* INFORMATION SHOWN *
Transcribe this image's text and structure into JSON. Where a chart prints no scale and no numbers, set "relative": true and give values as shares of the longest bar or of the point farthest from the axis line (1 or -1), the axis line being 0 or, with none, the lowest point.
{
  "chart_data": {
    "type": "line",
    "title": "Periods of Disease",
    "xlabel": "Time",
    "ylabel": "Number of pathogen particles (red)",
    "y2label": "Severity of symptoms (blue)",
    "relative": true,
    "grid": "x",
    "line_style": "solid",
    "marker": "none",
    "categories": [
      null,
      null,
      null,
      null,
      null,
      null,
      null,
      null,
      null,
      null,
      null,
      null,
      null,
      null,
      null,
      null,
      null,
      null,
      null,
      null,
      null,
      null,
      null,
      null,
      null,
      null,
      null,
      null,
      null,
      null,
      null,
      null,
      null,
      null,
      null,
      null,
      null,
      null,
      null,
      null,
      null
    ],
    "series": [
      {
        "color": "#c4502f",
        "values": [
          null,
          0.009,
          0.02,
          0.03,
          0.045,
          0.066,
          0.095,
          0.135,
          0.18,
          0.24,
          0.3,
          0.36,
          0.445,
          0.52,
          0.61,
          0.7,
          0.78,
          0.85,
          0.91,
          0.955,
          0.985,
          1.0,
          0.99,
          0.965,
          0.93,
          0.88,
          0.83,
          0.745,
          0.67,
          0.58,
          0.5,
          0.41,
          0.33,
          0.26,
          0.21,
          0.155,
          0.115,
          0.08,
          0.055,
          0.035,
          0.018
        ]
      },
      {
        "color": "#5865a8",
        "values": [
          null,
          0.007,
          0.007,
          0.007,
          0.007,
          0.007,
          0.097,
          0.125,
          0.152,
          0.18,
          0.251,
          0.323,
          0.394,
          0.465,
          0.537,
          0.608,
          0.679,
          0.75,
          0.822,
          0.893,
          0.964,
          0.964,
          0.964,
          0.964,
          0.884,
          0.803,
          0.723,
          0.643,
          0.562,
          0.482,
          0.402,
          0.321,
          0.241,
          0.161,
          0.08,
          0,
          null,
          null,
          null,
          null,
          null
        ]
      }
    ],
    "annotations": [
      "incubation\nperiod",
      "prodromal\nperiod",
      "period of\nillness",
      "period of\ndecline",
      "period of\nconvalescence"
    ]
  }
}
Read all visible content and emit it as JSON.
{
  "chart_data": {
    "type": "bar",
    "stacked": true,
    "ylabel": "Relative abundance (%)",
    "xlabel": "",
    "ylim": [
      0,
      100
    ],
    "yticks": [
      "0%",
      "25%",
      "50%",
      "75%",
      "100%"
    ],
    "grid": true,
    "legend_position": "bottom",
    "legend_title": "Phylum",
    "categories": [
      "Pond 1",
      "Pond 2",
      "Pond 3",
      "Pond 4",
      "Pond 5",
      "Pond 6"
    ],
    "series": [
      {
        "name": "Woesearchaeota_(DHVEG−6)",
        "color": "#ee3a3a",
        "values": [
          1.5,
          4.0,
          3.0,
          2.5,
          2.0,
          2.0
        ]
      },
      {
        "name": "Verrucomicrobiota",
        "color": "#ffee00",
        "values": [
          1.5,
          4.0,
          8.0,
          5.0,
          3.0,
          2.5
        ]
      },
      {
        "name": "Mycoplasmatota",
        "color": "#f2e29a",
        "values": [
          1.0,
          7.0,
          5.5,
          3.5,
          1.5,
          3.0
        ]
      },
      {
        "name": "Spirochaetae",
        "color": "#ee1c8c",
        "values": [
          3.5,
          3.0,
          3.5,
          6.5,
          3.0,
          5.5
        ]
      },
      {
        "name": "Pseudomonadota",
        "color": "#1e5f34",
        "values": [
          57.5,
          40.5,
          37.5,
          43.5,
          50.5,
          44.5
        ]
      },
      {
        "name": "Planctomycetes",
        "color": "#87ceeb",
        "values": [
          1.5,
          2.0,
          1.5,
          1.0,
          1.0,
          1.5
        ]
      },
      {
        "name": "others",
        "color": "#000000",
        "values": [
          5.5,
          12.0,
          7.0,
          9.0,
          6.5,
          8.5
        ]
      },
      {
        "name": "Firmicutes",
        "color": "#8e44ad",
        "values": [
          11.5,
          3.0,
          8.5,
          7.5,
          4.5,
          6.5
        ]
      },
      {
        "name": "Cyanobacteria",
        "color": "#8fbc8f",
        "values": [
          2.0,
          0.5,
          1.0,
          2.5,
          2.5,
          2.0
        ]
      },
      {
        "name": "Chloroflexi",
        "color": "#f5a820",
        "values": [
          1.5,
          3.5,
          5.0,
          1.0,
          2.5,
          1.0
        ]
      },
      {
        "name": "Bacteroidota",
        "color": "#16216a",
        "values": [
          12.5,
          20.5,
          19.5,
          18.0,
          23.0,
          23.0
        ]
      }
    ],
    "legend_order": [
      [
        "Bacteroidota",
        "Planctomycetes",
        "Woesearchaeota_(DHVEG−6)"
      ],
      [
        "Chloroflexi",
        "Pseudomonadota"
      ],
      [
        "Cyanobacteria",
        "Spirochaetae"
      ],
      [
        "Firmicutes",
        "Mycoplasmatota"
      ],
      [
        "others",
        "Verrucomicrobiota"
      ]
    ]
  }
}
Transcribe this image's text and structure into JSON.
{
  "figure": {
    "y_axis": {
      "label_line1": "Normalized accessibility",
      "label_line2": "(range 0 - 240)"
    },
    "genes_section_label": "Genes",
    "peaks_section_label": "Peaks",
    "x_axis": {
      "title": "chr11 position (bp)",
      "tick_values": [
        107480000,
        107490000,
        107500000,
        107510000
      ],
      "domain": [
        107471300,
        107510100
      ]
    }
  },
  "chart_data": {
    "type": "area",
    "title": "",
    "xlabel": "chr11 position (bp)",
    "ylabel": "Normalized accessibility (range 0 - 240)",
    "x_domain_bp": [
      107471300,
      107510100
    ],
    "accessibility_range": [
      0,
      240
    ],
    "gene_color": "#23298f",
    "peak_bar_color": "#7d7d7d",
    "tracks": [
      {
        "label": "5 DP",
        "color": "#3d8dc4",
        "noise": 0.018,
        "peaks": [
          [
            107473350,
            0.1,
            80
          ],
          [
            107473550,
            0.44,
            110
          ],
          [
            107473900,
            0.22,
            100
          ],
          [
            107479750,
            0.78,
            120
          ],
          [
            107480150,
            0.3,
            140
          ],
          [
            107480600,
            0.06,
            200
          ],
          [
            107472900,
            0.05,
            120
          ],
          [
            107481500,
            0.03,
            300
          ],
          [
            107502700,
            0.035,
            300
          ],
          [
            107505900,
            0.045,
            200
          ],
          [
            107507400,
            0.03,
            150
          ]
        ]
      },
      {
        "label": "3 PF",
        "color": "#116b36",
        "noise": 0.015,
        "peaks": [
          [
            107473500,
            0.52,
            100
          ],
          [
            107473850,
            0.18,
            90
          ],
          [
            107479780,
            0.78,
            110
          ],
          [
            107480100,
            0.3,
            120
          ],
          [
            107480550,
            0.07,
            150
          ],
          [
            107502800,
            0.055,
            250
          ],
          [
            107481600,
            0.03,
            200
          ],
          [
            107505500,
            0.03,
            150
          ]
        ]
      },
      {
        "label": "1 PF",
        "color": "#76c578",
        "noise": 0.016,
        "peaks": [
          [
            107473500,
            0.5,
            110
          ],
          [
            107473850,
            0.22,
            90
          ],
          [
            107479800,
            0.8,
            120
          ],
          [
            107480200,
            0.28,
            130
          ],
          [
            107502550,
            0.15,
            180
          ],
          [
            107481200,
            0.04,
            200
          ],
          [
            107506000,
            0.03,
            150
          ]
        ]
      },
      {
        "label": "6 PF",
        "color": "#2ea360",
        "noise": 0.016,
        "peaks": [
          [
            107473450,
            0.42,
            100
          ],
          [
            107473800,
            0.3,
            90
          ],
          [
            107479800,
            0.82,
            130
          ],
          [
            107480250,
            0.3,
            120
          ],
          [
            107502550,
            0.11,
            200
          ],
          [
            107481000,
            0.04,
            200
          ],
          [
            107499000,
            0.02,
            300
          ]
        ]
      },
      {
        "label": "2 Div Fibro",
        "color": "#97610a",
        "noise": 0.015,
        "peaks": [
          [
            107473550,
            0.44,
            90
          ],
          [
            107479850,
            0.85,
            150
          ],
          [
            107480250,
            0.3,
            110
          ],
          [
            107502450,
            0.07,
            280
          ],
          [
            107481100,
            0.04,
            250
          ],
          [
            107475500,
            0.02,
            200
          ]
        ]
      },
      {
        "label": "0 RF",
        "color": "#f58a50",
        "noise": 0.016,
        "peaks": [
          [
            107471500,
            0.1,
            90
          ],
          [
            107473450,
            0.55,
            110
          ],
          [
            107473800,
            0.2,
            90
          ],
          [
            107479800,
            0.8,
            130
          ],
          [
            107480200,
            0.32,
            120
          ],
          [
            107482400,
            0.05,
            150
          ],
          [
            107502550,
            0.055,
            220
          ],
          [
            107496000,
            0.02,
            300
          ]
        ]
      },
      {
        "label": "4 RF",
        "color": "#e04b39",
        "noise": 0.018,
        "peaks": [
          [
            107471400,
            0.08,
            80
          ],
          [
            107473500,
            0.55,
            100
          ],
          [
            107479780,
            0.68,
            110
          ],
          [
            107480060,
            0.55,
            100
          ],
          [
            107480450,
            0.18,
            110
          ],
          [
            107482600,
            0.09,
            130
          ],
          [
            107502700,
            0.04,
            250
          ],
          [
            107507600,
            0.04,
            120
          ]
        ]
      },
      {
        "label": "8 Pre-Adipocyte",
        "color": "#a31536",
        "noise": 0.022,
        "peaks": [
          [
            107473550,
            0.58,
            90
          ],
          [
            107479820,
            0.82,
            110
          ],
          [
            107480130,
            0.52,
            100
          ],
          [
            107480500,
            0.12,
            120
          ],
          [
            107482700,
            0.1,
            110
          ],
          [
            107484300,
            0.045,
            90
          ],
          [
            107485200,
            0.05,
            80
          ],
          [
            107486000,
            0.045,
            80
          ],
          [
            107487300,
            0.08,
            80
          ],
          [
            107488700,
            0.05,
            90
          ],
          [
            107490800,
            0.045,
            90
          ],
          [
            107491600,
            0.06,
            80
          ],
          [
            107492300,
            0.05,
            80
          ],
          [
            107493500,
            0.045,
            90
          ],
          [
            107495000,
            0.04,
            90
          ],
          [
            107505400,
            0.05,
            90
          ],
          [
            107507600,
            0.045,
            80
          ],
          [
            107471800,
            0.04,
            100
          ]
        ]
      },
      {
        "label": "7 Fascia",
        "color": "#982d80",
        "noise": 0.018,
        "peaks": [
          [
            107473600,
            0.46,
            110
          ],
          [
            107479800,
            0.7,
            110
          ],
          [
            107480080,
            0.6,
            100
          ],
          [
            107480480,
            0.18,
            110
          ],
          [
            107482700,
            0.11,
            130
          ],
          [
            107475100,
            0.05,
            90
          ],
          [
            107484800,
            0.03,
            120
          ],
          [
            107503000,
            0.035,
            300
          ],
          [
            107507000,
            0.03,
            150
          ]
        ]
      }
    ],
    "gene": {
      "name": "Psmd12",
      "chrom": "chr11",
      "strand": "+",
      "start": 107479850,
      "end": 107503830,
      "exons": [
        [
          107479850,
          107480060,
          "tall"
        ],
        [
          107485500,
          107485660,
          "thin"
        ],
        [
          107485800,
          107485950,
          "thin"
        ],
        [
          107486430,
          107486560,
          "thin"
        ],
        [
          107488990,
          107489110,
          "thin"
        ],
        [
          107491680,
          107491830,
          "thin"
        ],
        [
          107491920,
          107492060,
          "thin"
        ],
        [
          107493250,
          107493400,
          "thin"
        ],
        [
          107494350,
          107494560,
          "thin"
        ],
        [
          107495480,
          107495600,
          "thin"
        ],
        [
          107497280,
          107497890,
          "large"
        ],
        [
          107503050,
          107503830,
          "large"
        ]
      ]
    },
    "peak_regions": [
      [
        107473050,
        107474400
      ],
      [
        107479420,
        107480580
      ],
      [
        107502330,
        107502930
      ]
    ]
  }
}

* PROBLEM TO WORK ON *
Should a line in the material contain "text", copy it.

* COMPLETED EXERCISE *
Transcribe this image's text and structure into JSON. Where a chart prints no scale and no numbers, set "relative": true and give values as shares of the longest bar or of the point farthest from the axis line (1 or -1), the axis line being 0 or, with none, the lowest point.
Transcribe this image's text and structure into JSON.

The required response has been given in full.